- _Task description_: Pictures do not belong in the copy; transcribe everything else in the records exactly.

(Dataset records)
· · ·

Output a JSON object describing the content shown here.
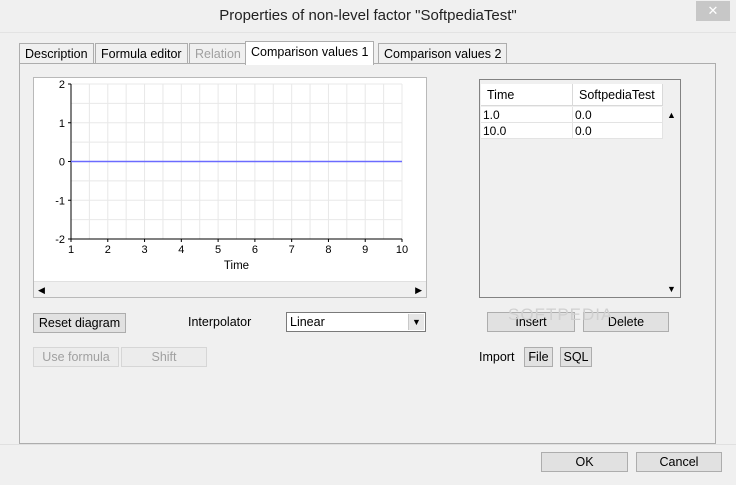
{
  "window": {
    "title": "Properties of non-level factor \"SoftpediaTest\"",
    "close_glyph": "✕"
  },
  "tabs": [
    {
      "label": "Description",
      "state": "normal"
    },
    {
      "label": "Formula editor",
      "state": "normal"
    },
    {
      "label": "Relation",
      "state": "disabled"
    },
    {
      "label": "Comparison values 1",
      "state": "active"
    },
    {
      "label": "Comparison values 2",
      "state": "normal"
    }
  ],
  "chart_data": {
    "type": "line",
    "xlabel": "Time",
    "ylabel": "",
    "xlim": [
      1,
      10
    ],
    "ylim": [
      -2,
      2
    ],
    "x_ticks": [
      "1",
      "2",
      "3",
      "4",
      "5",
      "6",
      "7",
      "8",
      "9",
      "10"
    ],
    "y_ticks": [
      "2",
      "1",
      "0",
      "-1",
      "-2"
    ],
    "grid": true,
    "series": [
      {
        "x": [
          1.0,
          10.0
        ],
        "y": [
          0.0,
          0.0
        ],
        "color": "#6b6bff"
      }
    ]
  },
  "controls": {
    "reset_diagram": "Reset diagram",
    "interpolator_label": "Interpolator",
    "interpolator_value": "Linear",
    "use_formula": "Use formula",
    "shift": "Shift",
    "insert": "Insert",
    "delete": "Delete",
    "import_label": "Import",
    "file": "File",
    "sql": "SQL"
  },
  "table": {
    "headers": [
      "Time",
      "SoftpediaTest"
    ],
    "rows": [
      [
        "1.0",
        "0.0"
      ],
      [
        "10.0",
        "0.0"
      ]
    ]
  },
  "footer": {
    "ok": "OK",
    "cancel": "Cancel"
  },
  "watermark": {
    "text": "SOFTPEDIA"
  },
  "colors": {
    "accent_line": "#6b6bff",
    "grid": "#e8e8e8"
  }
}
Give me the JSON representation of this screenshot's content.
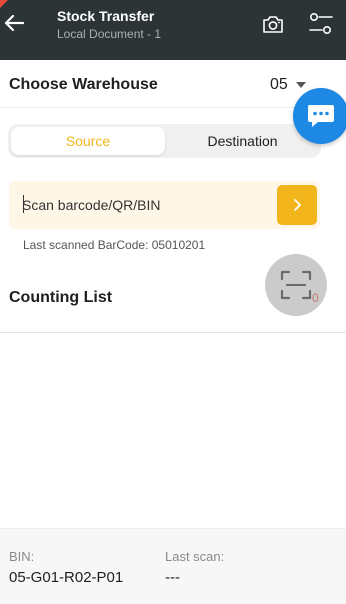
{
  "header": {
    "title": "Stock Transfer",
    "subtitle": "Local Document - 1",
    "icons": [
      "back-arrow-icon",
      "camera-icon",
      "settings-sliders-icon"
    ]
  },
  "warehouse": {
    "label": "Choose Warehouse",
    "selected": "05"
  },
  "tabs": [
    {
      "label": "Source",
      "active": true
    },
    {
      "label": "Destination",
      "active": false
    }
  ],
  "scan": {
    "placeholder": "Scan barcode/QR/BIN",
    "value": "",
    "last_scanned": "Last scanned BarCode: 05010201"
  },
  "counting_list": {
    "title": "Counting List",
    "count": "0"
  },
  "footer": {
    "bin_label": "BIN:",
    "bin_value": "05-G01-R02-P01",
    "last_scan_label": "Last scan:",
    "last_scan_value": "---"
  },
  "colors": {
    "header_bg": "#2d3436",
    "accent": "#f2b51b",
    "chat_fab": "#1e88e5",
    "badge": "#e84a3c"
  }
}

· · ·

- _Answer for the task_:
Output a JSON object describing the content shown here.
{
  "window": {
    "title": "Properties of non-level factor \"SoftpediaTest\"",
    "close_glyph": "✕"
  },
  "tabs": [
    {
      "label": "Description",
      "state": "normal"
    },
    {
      "label": "Formula editor",
      "state": "normal"
    },
    {
      "label": "Relation",
      "state": "disabled"
    },
    {
      "label": "Comparison values 1",
      "state": "active"
    },
    {
      "label": "Comparison values 2",
      "state": "normal"
    }
  ],
  "chart_data": {
    "type": "line",
    "xlabel": "Time",
    "ylabel": "",
    "xlim": [
      1,
      10
    ],
    "ylim": [
      -2,
      2
    ],
    "x_ticks": [
      "1",
      "2",
      "3",
      "4",
      "5",
      "6",
      "7",
      "8",
      "9",
      "10"
    ],
    "y_ticks": [
      "2",
      "1",
      "0",
      "-1",
      "-2"
    ],
    "grid": true,
    "series": [
      {
        "x": [
          1.0,
          10.0
        ],
        "y": [
          0.0,
          0.0
        ],
        "color": "#6b6bff"
      }
    ]
  },
  "controls": {
    "reset_diagram": "Reset diagram",
    "interpolator_label": "Interpolator",
    "interpolator_value": "Linear",
    "use_formula": "Use formula",
    "shift": "Shift",
    "insert": "Insert",
    "delete": "Delete",
    "import_label": "Import",
    "file": "File",
    "sql": "SQL"
  },
  "table": {
    "headers": [
      "Time",
      "SoftpediaTest"
    ],
    "rows": [
      [
        "1.0",
        "0.0"
      ],
      [
        "10.0",
        "0.0"
      ]
    ]
  },
  "footer": {
    "ok": "OK",
    "cancel": "Cancel"
  },
  "watermark": {
    "text": "SOFTPEDIA"
  },
  "colors": {
    "accent_line": "#6b6bff",
    "grid": "#e8e8e8"
  }
}
Give me the JSON representation of this screenshot's content.
{
  "header": {
    "title": "Stock Transfer",
    "subtitle": "Local Document - 1",
    "icons": [
      "back-arrow-icon",
      "camera-icon",
      "settings-sliders-icon"
    ]
  },
  "warehouse": {
    "label": "Choose Warehouse",
    "selected": "05"
  },
  "tabs": [
    {
      "label": "Source",
      "active": true
    },
    {
      "label": "Destination",
      "active": false
    }
  ],
  "scan": {
    "placeholder": "Scan barcode/QR/BIN",
    "value": "",
    "last_scanned": "Last scanned BarCode: 05010201"
  },
  "counting_list": {
    "title": "Counting List",
    "count": "0"
  },
  "footer": {
    "bin_label": "BIN:",
    "bin_value": "05-G01-R02-P01",
    "last_scan_label": "Last scan:",
    "last_scan_value": "---"
  },
  "colors": {
    "header_bg": "#2d3436",
    "accent": "#f2b51b",
    "chat_fab": "#1e88e5",
    "badge": "#e84a3c"
  }
}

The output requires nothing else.